WRITTEN INSTRUCTION → Using the data below, copy every line that contains the word "content".

AVAILABLE RECORDS →
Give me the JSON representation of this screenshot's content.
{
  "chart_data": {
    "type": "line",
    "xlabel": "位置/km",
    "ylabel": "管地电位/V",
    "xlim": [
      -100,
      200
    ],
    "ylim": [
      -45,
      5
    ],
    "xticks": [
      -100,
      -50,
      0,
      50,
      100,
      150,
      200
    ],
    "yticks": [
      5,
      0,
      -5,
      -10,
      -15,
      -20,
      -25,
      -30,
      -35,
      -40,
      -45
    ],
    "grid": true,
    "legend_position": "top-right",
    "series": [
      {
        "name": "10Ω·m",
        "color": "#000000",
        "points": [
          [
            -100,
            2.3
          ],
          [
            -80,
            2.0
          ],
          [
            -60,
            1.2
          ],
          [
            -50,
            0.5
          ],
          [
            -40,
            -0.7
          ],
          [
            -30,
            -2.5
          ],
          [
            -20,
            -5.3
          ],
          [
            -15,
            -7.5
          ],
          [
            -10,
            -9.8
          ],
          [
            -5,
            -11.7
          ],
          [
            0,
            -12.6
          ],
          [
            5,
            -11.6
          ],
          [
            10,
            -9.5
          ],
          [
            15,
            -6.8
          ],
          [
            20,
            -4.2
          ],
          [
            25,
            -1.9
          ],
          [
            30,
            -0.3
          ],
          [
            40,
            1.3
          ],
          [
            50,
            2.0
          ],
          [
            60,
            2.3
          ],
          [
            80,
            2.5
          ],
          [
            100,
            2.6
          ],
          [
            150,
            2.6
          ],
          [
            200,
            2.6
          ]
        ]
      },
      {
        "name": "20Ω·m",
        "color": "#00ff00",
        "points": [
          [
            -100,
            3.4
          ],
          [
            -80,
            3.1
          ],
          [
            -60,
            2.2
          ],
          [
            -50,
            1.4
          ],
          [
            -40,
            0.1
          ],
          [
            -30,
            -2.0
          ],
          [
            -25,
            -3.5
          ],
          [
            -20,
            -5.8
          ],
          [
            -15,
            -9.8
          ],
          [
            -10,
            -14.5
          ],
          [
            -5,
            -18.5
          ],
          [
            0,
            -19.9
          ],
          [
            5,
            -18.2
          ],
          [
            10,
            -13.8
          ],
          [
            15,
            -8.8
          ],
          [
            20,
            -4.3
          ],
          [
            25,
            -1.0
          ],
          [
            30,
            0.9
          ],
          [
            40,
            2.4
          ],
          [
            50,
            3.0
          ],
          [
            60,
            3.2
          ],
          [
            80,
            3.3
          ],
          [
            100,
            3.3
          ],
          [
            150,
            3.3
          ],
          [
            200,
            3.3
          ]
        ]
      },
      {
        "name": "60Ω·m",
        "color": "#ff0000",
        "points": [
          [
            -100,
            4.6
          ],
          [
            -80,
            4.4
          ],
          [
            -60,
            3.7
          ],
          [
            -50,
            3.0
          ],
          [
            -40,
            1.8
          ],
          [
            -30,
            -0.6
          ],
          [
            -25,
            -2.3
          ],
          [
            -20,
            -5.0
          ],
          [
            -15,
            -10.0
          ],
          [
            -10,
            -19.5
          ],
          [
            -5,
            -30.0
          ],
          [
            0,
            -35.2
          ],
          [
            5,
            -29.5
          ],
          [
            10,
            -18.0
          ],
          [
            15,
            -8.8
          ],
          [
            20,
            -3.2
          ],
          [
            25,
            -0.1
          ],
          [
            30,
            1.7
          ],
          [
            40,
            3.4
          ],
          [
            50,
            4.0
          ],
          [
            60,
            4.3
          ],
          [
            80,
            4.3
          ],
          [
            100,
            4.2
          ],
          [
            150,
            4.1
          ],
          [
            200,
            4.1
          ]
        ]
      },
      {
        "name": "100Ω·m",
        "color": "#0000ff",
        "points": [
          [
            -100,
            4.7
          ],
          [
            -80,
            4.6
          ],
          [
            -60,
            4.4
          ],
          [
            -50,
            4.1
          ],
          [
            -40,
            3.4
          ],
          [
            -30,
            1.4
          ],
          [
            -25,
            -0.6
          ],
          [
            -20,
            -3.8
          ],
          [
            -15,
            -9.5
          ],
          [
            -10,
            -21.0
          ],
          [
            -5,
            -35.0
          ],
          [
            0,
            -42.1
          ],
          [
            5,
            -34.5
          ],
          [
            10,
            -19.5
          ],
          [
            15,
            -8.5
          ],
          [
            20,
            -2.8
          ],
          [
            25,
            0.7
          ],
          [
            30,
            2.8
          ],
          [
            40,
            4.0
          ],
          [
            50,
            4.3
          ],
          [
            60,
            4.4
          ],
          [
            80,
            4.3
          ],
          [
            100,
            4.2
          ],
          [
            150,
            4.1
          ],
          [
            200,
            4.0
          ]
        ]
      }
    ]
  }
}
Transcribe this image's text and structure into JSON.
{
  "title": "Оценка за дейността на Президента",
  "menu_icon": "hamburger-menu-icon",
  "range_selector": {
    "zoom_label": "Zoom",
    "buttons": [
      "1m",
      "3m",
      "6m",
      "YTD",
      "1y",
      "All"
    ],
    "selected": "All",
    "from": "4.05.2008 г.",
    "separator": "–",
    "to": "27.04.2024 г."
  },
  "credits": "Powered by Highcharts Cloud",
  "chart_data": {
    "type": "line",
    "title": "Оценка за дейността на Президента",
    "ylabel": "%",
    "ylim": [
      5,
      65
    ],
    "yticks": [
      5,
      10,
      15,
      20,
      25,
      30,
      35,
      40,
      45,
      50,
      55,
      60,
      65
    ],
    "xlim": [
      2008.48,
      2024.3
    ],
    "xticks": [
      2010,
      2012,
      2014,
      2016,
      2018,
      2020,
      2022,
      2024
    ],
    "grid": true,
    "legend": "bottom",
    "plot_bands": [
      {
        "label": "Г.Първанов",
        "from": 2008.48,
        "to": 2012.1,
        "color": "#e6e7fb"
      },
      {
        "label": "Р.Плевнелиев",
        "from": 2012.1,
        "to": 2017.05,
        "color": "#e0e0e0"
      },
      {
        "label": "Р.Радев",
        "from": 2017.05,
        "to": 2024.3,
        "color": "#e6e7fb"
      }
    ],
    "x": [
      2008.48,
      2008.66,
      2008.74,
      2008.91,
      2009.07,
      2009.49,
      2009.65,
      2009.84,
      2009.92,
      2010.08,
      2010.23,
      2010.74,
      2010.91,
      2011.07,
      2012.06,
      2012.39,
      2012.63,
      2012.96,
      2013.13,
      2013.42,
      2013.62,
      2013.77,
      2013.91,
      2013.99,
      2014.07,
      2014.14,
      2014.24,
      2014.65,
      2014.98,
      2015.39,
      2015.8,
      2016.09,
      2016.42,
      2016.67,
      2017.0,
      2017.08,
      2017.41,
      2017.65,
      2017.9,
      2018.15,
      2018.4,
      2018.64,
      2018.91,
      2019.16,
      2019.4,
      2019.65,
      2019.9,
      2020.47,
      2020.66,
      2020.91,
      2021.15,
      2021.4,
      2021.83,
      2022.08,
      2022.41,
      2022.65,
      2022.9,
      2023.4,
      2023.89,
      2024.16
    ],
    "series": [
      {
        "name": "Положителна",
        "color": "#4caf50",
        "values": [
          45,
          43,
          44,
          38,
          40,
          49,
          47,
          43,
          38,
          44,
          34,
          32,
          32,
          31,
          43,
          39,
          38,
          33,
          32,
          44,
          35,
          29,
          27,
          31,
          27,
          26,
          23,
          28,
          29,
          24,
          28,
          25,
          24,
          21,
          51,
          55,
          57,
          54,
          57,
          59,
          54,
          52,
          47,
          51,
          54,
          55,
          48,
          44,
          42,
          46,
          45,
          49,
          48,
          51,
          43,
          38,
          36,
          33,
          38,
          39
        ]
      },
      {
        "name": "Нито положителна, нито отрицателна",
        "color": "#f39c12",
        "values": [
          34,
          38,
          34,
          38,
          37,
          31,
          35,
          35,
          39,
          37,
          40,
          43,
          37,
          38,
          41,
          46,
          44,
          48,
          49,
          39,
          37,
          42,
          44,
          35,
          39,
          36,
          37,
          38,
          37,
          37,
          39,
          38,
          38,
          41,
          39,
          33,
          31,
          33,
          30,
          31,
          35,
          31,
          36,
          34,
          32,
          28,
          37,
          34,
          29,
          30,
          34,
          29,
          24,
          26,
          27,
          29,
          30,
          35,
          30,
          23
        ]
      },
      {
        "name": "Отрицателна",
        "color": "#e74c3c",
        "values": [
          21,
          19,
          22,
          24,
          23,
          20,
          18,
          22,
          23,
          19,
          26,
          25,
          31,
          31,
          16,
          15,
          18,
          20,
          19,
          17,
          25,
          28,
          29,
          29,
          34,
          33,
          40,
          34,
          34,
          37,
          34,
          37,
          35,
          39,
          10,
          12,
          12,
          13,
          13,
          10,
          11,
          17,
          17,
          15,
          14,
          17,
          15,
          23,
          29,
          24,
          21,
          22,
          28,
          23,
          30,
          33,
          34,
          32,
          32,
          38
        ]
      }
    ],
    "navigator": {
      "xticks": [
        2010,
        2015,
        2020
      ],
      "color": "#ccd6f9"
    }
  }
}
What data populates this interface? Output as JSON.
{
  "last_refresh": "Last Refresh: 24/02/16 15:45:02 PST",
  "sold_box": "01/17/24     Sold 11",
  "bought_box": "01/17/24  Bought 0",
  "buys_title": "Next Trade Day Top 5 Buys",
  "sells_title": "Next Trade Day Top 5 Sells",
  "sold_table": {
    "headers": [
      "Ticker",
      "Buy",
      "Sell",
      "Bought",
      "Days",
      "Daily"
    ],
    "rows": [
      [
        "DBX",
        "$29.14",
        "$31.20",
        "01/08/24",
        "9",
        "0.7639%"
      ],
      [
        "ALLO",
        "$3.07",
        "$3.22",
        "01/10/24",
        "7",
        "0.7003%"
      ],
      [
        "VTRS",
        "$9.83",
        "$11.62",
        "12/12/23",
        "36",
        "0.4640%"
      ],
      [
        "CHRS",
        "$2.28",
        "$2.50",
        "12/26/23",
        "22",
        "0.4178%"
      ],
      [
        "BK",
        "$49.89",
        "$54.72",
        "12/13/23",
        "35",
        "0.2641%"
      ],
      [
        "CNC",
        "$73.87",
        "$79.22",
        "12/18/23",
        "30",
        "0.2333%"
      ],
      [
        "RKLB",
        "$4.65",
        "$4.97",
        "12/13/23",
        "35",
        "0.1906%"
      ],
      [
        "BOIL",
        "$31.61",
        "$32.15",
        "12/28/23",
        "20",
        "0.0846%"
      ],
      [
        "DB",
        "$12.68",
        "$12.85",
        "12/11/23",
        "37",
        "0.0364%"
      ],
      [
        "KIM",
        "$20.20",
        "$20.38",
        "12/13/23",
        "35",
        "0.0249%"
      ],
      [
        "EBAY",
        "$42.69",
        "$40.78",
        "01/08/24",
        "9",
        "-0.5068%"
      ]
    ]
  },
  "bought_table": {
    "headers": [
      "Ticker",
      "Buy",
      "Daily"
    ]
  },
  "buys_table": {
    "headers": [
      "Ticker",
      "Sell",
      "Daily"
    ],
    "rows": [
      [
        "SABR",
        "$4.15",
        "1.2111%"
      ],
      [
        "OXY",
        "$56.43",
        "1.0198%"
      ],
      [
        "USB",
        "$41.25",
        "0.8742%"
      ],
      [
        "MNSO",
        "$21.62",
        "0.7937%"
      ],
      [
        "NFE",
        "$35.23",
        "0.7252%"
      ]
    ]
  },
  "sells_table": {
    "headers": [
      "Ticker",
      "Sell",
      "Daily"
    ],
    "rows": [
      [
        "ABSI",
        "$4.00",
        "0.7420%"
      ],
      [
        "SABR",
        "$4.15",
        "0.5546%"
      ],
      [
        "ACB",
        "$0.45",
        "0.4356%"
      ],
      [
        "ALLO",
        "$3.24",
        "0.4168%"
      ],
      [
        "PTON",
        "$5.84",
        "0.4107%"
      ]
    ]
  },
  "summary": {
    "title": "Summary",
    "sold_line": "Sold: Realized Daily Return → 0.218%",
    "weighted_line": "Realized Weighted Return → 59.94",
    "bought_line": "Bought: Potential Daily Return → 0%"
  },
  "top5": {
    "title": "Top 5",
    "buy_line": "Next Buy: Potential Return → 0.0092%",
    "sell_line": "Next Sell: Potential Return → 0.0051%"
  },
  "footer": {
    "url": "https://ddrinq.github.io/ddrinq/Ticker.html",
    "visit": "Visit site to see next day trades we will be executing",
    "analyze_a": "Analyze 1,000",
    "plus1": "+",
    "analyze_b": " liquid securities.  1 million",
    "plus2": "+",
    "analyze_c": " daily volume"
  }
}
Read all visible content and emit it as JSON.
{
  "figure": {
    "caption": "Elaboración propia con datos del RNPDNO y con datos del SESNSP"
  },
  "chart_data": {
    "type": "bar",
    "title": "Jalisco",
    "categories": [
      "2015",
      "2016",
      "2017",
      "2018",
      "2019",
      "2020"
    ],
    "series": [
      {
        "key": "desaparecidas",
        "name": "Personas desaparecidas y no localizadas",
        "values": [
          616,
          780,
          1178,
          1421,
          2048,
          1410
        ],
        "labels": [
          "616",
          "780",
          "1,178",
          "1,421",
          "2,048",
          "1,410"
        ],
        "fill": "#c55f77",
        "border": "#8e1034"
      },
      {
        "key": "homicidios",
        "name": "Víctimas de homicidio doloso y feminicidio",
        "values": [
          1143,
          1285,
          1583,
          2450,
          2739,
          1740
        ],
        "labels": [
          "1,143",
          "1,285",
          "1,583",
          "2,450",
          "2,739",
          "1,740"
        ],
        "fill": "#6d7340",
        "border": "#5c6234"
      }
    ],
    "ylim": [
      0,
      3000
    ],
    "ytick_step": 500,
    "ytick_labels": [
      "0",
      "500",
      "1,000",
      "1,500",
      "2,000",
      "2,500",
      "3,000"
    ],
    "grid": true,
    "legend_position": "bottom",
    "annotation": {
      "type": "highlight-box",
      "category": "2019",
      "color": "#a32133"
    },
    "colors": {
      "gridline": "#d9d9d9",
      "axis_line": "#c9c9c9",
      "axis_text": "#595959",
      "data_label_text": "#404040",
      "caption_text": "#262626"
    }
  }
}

SOLVED PROBLEM →
Give me the JSON representation of this screenshot's content.
Read all visible content and emit it as JSON.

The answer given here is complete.